▸ To do
Copy the data exactly as it appears, and do not include any pictures.

*****

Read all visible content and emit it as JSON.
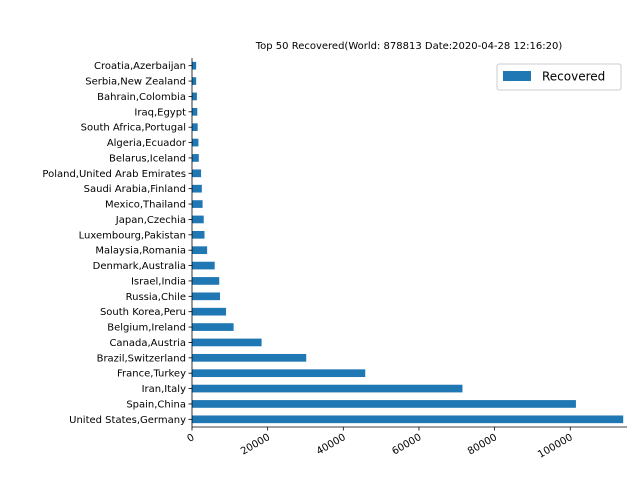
{
  "chart_data": {
    "type": "bar",
    "orientation": "horizontal",
    "title": "Top 50 Recovered(World: 878813 Date:2020-04-28 12:16:20)",
    "xlabel": "",
    "ylabel": "",
    "xlim": [
      0,
      115000
    ],
    "x_ticks": [
      0,
      20000,
      40000,
      60000,
      80000,
      100000
    ],
    "x_tick_labels": [
      "0",
      "20000",
      "40000",
      "60000",
      "80000",
      "100000"
    ],
    "grid": false,
    "legend_position": "top-right",
    "bar_color": "#1f77b4",
    "categories": [
      "United States,Germany",
      "Spain,China",
      "Iran,Italy",
      "France,Turkey",
      "Brazil,Switzerland",
      "Canada,Austria",
      "Belgium,Ireland",
      "South Korea,Peru",
      "Russia,Chile",
      "Israel,India",
      "Denmark,Australia",
      "Malaysia,Romania",
      "Luxembourg,Pakistan",
      "Japan,Czechia",
      "Mexico,Thailand",
      "Saudi Arabia,Finland",
      "Poland,United Arab Emirates",
      "Belarus,Iceland",
      "Algeria,Ecuador",
      "South Africa,Portugal",
      "Iraq,Egypt",
      "Bahrain,Colombia",
      "Serbia,New Zealand",
      "Croatia,Azerbaijan"
    ],
    "series": [
      {
        "name": "Recovered",
        "values": [
          114000,
          101500,
          71500,
          45800,
          30200,
          18400,
          11000,
          9000,
          7400,
          7200,
          6000,
          4000,
          3300,
          3100,
          2800,
          2600,
          2400,
          1800,
          1700,
          1500,
          1400,
          1300,
          1100,
          1100
        ]
      }
    ]
  }
}
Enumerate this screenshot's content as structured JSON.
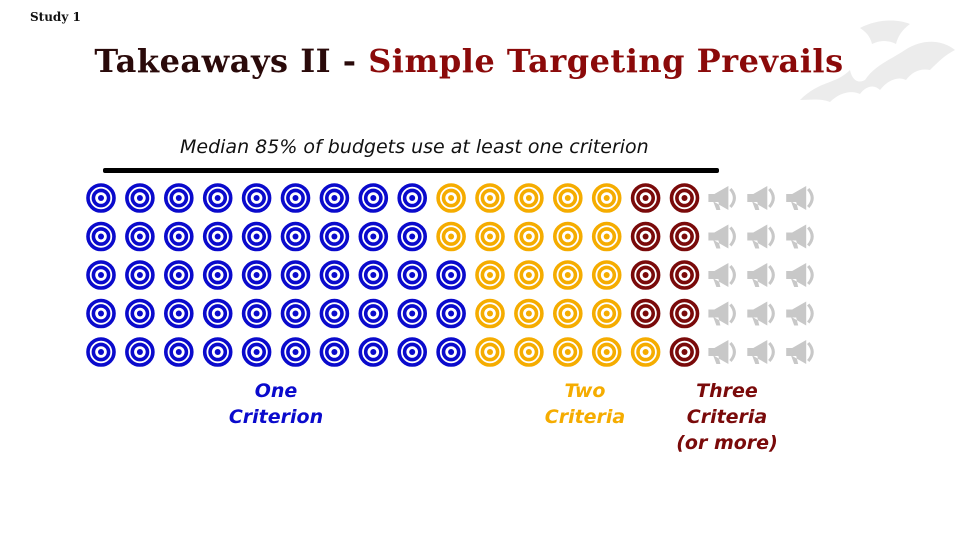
{
  "header": {
    "study_label": "Study 1",
    "title_part1": "Takeaways II - ",
    "title_part2": "Simple Targeting Prevails"
  },
  "median_note": "Median 85% of budgets use at least one criterion",
  "waffle": {
    "rows": [
      [
        "one",
        "one",
        "one",
        "one",
        "one",
        "one",
        "one",
        "one",
        "one",
        "two",
        "two",
        "two",
        "two",
        "two",
        "three",
        "three",
        "none",
        "none",
        "none"
      ],
      [
        "one",
        "one",
        "one",
        "one",
        "one",
        "one",
        "one",
        "one",
        "one",
        "two",
        "two",
        "two",
        "two",
        "two",
        "three",
        "three",
        "none",
        "none",
        "none"
      ],
      [
        "one",
        "one",
        "one",
        "one",
        "one",
        "one",
        "one",
        "one",
        "one",
        "one",
        "two",
        "two",
        "two",
        "two",
        "three",
        "three",
        "none",
        "none",
        "none"
      ],
      [
        "one",
        "one",
        "one",
        "one",
        "one",
        "one",
        "one",
        "one",
        "one",
        "one",
        "two",
        "two",
        "two",
        "two",
        "three",
        "three",
        "none",
        "none",
        "none"
      ],
      [
        "one",
        "one",
        "one",
        "one",
        "one",
        "one",
        "one",
        "one",
        "one",
        "one",
        "two",
        "two",
        "two",
        "two",
        "two",
        "three",
        "none",
        "none",
        "none"
      ]
    ],
    "icons": {
      "one": "target-icon",
      "two": "target-icon",
      "three": "target-icon",
      "none": "megaphone-icon"
    },
    "colors": {
      "one": "#0a0acc",
      "two": "#f5ac00",
      "three": "#7a0a0a",
      "none": "#c8c8c8"
    }
  },
  "labels": {
    "one_line1": "One",
    "one_line2": "Criterion",
    "two_line1": "Two",
    "two_line2": "Criteria",
    "three_line1": "Three",
    "three_line2": "Criteria",
    "three_line3": "(or more)"
  }
}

*****

▸ Written solution
Read all visible content and emit it as JSON.
{
  "chart_data": {
    "type": "bar",
    "orientation": "horizontal",
    "title": "Top 50 Recovered(World: 878813 Date:2020-04-28 12:16:20)",
    "xlabel": "",
    "ylabel": "",
    "xlim": [
      0,
      115000
    ],
    "x_ticks": [
      0,
      20000,
      40000,
      60000,
      80000,
      100000
    ],
    "x_tick_labels": [
      "0",
      "20000",
      "40000",
      "60000",
      "80000",
      "100000"
    ],
    "grid": false,
    "legend_position": "top-right",
    "bar_color": "#1f77b4",
    "categories": [
      "United States,Germany",
      "Spain,China",
      "Iran,Italy",
      "France,Turkey",
      "Brazil,Switzerland",
      "Canada,Austria",
      "Belgium,Ireland",
      "South Korea,Peru",
      "Russia,Chile",
      "Israel,India",
      "Denmark,Australia",
      "Malaysia,Romania",
      "Luxembourg,Pakistan",
      "Japan,Czechia",
      "Mexico,Thailand",
      "Saudi Arabia,Finland",
      "Poland,United Arab Emirates",
      "Belarus,Iceland",
      "Algeria,Ecuador",
      "South Africa,Portugal",
      "Iraq,Egypt",
      "Bahrain,Colombia",
      "Serbia,New Zealand",
      "Croatia,Azerbaijan"
    ],
    "series": [
      {
        "name": "Recovered",
        "values": [
          114000,
          101500,
          71500,
          45800,
          30200,
          18400,
          11000,
          9000,
          7400,
          7200,
          6000,
          4000,
          3300,
          3100,
          2800,
          2600,
          2400,
          1800,
          1700,
          1500,
          1400,
          1300,
          1100,
          1100
        ]
      }
    ]
  }
}
Enumerate this screenshot's content as structured JSON.
{
  "header": {
    "study_label": "Study 1",
    "title_part1": "Takeaways II - ",
    "title_part2": "Simple Targeting Prevails"
  },
  "median_note": "Median 85% of budgets use at least one criterion",
  "waffle": {
    "rows": [
      [
        "one",
        "one",
        "one",
        "one",
        "one",
        "one",
        "one",
        "one",
        "one",
        "two",
        "two",
        "two",
        "two",
        "two",
        "three",
        "three",
        "none",
        "none",
        "none"
      ],
      [
        "one",
        "one",
        "one",
        "one",
        "one",
        "one",
        "one",
        "one",
        "one",
        "two",
        "two",
        "two",
        "two",
        "two",
        "three",
        "three",
        "none",
        "none",
        "none"
      ],
      [
        "one",
        "one",
        "one",
        "one",
        "one",
        "one",
        "one",
        "one",
        "one",
        "one",
        "two",
        "two",
        "two",
        "two",
        "three",
        "three",
        "none",
        "none",
        "none"
      ],
      [
        "one",
        "one",
        "one",
        "one",
        "one",
        "one",
        "one",
        "one",
        "one",
        "one",
        "two",
        "two",
        "two",
        "two",
        "three",
        "three",
        "none",
        "none",
        "none"
      ],
      [
        "one",
        "one",
        "one",
        "one",
        "one",
        "one",
        "one",
        "one",
        "one",
        "one",
        "two",
        "two",
        "two",
        "two",
        "two",
        "three",
        "none",
        "none",
        "none"
      ]
    ],
    "icons": {
      "one": "target-icon",
      "two": "target-icon",
      "three": "target-icon",
      "none": "megaphone-icon"
    },
    "colors": {
      "one": "#0a0acc",
      "two": "#f5ac00",
      "three": "#7a0a0a",
      "none": "#c8c8c8"
    }
  },
  "labels": {
    "one_line1": "One",
    "one_line2": "Criterion",
    "two_line1": "Two",
    "two_line2": "Criteria",
    "three_line1": "Three",
    "three_line2": "Criteria",
    "three_line3": "(or more)"
  }
}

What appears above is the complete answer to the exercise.